Where "cluster" appears in a line of the entries below, that line should be copied.

• • •

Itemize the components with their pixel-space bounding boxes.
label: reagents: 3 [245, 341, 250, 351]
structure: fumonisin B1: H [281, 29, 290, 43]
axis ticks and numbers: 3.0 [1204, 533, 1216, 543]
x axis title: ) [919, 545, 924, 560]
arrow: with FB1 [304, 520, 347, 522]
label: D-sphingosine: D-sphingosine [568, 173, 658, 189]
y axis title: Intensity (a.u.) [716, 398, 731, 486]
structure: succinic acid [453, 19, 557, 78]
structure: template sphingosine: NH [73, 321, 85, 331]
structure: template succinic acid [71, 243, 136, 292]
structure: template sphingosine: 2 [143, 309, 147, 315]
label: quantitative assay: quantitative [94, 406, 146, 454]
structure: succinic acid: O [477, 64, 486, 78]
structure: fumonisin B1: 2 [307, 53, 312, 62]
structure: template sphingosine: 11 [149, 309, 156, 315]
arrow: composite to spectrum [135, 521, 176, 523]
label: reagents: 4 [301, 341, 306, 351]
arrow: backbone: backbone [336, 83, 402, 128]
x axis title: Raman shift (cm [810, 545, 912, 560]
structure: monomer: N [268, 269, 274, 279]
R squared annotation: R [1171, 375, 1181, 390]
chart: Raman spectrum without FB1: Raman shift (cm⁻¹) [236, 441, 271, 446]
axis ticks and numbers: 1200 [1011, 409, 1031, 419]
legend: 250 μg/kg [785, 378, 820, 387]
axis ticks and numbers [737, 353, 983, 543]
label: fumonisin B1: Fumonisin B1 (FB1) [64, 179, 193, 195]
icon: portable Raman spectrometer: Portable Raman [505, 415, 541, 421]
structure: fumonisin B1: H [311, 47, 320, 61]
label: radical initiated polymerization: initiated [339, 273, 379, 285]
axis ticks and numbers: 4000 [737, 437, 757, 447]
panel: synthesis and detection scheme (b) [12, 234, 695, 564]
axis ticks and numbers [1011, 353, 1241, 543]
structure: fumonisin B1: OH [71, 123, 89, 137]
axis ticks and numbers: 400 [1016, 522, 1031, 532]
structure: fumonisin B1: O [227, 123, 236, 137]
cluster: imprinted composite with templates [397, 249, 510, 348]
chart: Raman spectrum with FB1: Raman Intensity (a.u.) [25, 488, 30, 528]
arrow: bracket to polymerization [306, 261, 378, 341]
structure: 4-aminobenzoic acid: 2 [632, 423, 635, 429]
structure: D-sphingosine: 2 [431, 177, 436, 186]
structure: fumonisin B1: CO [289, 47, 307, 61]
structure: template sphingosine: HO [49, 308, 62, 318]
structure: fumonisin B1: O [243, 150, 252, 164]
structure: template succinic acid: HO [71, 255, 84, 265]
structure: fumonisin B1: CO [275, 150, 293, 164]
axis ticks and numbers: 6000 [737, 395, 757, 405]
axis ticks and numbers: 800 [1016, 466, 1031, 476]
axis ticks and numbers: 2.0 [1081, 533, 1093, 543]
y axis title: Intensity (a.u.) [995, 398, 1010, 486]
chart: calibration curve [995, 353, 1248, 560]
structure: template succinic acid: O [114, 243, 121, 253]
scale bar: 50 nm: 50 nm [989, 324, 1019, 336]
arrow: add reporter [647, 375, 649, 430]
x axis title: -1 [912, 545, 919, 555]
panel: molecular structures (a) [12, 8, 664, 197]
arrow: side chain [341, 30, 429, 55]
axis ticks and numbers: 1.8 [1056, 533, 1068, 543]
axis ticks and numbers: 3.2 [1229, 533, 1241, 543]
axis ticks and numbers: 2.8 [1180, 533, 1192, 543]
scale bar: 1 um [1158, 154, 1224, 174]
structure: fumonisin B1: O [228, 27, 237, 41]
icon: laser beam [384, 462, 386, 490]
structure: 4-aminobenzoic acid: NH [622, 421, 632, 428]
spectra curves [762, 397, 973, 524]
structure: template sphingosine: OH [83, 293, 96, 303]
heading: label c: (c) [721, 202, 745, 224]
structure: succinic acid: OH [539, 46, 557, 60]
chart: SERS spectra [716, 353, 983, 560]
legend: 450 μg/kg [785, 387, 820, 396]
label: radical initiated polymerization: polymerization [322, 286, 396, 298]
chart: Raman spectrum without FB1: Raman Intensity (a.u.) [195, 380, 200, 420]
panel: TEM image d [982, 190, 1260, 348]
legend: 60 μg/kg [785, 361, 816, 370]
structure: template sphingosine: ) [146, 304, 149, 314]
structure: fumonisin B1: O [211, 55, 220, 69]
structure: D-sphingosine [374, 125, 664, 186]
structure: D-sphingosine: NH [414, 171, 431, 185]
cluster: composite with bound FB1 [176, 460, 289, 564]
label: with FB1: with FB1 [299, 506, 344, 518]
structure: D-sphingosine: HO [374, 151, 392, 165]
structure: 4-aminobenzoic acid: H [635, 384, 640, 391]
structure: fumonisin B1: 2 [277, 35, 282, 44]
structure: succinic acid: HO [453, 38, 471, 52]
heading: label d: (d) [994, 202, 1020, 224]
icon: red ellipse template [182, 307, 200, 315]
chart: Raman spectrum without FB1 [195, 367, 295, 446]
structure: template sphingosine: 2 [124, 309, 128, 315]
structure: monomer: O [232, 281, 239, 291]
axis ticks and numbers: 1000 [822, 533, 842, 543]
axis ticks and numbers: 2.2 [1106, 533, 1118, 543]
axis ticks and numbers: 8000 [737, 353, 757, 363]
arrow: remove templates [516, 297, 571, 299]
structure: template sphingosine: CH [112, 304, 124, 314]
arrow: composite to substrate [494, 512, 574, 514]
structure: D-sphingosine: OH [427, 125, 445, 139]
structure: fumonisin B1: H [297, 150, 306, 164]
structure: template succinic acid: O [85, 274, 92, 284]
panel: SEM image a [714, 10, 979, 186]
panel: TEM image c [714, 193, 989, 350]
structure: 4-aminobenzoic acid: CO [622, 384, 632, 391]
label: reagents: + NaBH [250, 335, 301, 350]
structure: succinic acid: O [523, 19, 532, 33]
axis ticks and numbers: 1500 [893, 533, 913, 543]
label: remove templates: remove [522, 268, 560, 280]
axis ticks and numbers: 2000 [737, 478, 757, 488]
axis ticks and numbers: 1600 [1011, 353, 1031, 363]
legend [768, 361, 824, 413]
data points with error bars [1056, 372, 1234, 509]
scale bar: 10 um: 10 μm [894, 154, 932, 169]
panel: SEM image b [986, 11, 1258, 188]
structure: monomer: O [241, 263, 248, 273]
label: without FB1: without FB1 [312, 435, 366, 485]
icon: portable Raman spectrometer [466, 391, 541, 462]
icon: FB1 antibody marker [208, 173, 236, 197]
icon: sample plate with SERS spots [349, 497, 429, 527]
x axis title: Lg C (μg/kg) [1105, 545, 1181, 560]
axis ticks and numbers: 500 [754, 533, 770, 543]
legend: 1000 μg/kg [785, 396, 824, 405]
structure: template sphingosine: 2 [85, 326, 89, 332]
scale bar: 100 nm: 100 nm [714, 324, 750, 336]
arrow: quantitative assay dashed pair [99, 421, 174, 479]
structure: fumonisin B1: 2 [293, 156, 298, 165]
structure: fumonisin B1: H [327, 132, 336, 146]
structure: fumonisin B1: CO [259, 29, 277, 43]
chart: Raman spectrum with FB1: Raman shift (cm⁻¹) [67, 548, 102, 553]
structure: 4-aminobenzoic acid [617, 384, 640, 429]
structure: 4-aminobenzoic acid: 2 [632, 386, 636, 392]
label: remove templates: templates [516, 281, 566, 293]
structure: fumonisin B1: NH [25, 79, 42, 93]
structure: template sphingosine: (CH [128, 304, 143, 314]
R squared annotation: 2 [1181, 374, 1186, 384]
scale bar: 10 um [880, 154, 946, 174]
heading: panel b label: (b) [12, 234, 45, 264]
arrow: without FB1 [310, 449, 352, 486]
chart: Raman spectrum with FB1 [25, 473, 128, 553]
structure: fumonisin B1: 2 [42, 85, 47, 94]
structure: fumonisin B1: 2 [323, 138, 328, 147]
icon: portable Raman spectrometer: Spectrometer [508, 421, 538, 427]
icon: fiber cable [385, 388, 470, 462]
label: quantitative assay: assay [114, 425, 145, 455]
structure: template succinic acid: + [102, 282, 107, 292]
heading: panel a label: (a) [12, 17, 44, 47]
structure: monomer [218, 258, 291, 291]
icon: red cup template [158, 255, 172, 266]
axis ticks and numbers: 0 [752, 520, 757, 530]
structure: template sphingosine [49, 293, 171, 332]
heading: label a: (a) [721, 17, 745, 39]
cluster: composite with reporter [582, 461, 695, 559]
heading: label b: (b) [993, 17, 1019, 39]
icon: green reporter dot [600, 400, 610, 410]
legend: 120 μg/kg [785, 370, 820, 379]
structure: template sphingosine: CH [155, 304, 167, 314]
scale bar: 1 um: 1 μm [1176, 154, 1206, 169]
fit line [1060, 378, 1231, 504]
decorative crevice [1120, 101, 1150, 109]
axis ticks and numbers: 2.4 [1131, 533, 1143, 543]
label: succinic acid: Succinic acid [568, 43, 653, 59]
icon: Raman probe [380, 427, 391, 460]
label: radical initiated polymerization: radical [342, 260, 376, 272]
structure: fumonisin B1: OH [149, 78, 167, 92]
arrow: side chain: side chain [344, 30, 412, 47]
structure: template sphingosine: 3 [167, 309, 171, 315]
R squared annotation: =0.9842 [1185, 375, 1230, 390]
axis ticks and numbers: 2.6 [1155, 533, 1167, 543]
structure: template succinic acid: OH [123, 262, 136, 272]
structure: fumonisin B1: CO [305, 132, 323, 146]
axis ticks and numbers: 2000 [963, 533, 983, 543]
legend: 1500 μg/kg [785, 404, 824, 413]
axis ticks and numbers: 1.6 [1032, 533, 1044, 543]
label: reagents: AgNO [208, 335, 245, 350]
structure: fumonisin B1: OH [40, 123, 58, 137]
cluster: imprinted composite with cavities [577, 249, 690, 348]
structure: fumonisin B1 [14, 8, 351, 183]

• • •

TASK OUTPUT —
cluster: imprinted composite with templates [397, 249, 510, 348]
cluster: composite with bound FB1 [176, 460, 289, 564]
cluster: composite with reporter [582, 461, 695, 559]
cluster: imprinted composite with cavities [577, 249, 690, 348]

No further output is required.